→ **Task requirements**
Every line that contains the word "probušenom" should be copied.

[Dataset entries]
*-*-*

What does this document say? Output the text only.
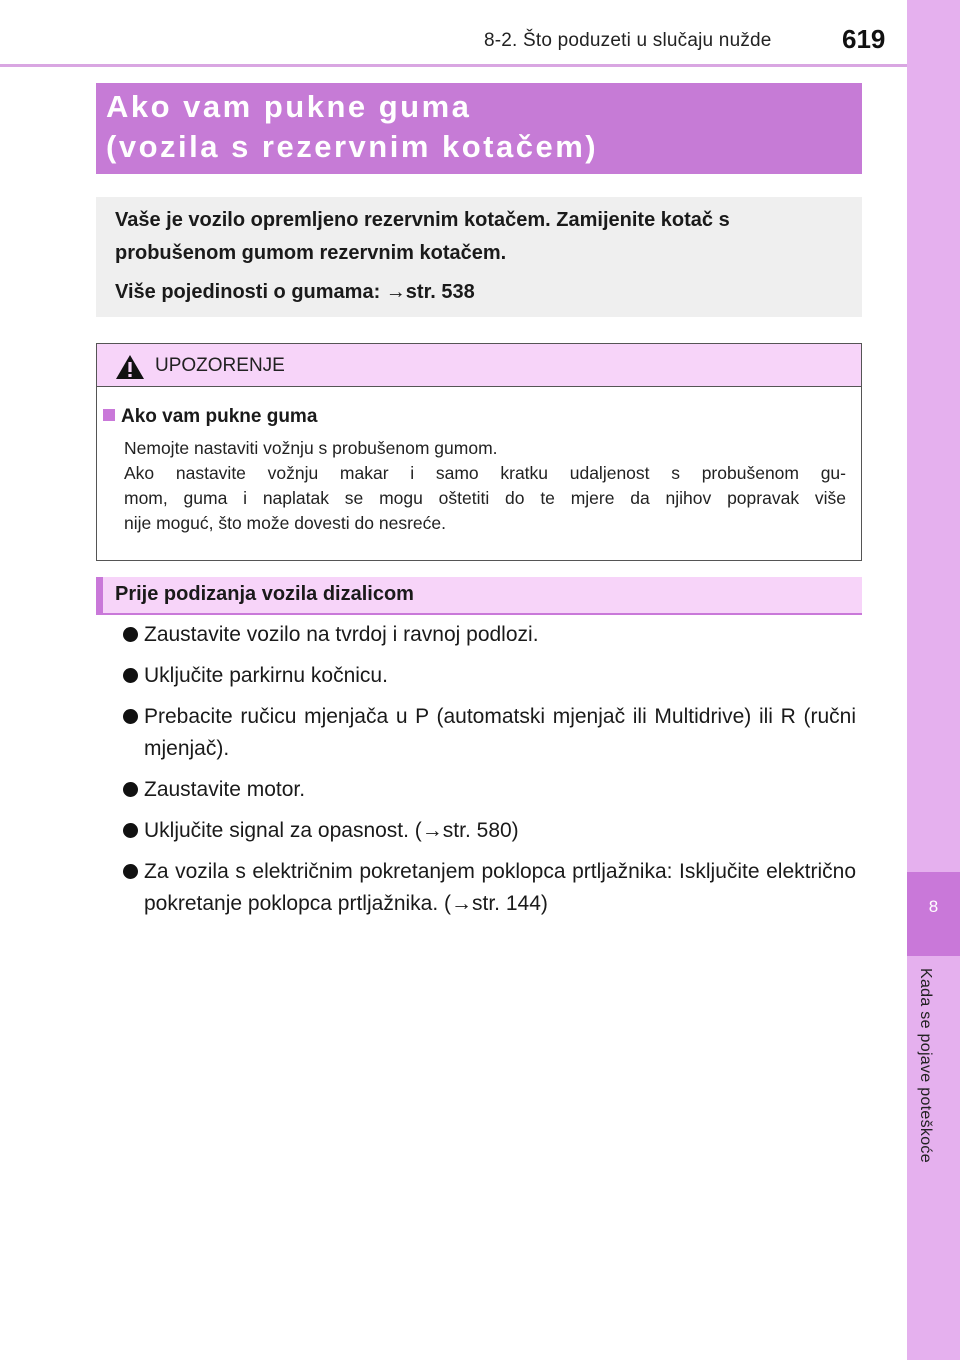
8-2. Što poduzeti u slučaju nužde	619
8
Kada se pojave poteškoće
Ako vam pukne guma
(vozila s rezervnim kotačem)
Vaše je vozilo opremljeno rezervnim kotačem. Zamijenite kotač s
probušenom gumom rezervnim kotačem.
Više pojedinosti o gumama: →str. 538
UPOZORENJE
Ako vam pukne guma
Nemojte nastaviti vožnju s probušenom gumom.
Ako nastavite vožnju makar i samo kratku udaljenost s probušenom gu-
mom, guma i naplatak se mogu oštetiti do te mjere da njihov popravak više
nije moguć, što može dovesti do nesreće.
Prije podizanja vozila dizalicom
Zaustavite vozilo na tvrdoj i ravnoj podlozi.
Uključite parkirnu kočnicu.
Prebacite ručicu mjenjača u P (automatski mjenjač ili Multidrive) ili R (ručni mjenjač).
Zaustavite motor.
Uključite signal za opasnost. (→str. 580)
Za vozila s električnim pokretanjem poklopca prtljažnika: Isključite električno pokretanje poklopca prtljažnika. (→str. 144)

*-*-*

→ **Exercise response**
probušenom gumom rezervnim kotačem.
Nemojte nastaviti vožnju s probušenom gumom.
Ako nastavite vožnju makar i samo kratku udaljenost s probušenom gu-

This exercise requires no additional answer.